## Begin
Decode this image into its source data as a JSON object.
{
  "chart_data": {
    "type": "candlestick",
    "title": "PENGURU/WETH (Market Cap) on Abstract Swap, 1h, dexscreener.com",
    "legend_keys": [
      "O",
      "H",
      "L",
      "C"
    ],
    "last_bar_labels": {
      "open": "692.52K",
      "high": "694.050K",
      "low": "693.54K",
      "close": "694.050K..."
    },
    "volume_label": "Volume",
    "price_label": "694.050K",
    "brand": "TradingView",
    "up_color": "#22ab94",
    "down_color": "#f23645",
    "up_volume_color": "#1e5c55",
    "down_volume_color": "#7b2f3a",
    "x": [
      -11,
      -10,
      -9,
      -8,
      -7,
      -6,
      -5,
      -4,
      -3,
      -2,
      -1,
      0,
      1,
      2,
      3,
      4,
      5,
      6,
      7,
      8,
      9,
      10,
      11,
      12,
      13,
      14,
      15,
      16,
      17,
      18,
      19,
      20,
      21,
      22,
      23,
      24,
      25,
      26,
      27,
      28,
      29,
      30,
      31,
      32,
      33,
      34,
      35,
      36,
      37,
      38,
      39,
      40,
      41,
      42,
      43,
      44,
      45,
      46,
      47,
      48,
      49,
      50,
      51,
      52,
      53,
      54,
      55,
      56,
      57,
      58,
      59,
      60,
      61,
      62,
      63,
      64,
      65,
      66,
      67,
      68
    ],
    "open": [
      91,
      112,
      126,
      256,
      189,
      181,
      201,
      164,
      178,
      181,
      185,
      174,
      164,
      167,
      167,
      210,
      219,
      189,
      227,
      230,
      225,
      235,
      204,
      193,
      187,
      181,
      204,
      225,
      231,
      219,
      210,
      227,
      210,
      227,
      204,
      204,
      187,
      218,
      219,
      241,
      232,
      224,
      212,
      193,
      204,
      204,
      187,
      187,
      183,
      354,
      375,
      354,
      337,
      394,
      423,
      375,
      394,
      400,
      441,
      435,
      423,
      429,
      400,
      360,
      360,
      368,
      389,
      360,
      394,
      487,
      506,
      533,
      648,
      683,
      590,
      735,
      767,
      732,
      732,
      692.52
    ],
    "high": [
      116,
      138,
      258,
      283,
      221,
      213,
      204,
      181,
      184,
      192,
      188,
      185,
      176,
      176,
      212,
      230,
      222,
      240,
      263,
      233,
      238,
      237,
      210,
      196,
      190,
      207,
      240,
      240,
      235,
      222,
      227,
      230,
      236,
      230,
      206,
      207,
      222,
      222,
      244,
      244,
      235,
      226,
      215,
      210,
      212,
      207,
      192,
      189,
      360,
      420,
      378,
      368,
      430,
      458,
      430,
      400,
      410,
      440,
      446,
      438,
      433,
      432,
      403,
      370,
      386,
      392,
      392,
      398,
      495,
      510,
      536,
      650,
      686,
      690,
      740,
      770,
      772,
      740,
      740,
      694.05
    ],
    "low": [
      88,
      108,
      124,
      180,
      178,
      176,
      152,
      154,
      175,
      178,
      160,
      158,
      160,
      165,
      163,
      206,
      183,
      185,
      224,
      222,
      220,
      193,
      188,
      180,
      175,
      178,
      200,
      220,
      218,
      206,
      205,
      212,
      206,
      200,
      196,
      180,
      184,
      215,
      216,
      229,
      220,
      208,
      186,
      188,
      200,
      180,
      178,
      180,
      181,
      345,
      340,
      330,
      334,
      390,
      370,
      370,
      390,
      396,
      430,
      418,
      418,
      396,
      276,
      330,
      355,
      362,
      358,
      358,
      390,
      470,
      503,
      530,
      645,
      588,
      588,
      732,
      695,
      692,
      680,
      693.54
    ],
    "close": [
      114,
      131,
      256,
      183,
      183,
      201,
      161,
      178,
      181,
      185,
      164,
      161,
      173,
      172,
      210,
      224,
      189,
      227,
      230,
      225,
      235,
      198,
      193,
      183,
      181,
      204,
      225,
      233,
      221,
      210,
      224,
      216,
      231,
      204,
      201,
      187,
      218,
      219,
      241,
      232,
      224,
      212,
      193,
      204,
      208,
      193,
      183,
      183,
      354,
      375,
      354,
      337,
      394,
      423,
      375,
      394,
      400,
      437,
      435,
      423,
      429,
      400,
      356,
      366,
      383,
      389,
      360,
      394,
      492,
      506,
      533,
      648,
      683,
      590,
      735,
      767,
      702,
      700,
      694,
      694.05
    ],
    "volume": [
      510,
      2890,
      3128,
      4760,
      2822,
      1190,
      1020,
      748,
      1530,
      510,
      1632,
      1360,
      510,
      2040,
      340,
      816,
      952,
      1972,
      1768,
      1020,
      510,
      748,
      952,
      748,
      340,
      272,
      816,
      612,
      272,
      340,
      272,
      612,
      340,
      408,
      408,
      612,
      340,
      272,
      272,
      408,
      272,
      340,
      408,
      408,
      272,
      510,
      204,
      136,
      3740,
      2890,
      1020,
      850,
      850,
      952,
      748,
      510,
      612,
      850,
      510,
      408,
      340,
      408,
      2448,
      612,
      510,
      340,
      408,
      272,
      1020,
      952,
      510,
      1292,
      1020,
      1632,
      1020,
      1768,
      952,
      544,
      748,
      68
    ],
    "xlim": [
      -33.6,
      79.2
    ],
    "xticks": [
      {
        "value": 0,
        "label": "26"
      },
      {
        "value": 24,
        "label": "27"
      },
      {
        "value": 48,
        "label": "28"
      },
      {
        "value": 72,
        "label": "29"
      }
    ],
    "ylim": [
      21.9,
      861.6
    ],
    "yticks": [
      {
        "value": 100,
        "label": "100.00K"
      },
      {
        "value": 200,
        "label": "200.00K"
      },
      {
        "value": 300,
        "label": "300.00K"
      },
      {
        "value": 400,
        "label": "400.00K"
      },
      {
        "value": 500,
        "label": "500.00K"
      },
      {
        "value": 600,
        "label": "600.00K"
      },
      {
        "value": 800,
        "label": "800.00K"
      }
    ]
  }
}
## End
#### Exercise description
Show the lines of the data that hold the word "value".

#### Correct response
        "value": 0,
        "value": 24,
        "value": 48,
        "value": 72,
        "value": 100,
        "value": 200,
        "value": 300,
        "value": 400,
        "value": 500,
        "value": 600,
        "value": 800,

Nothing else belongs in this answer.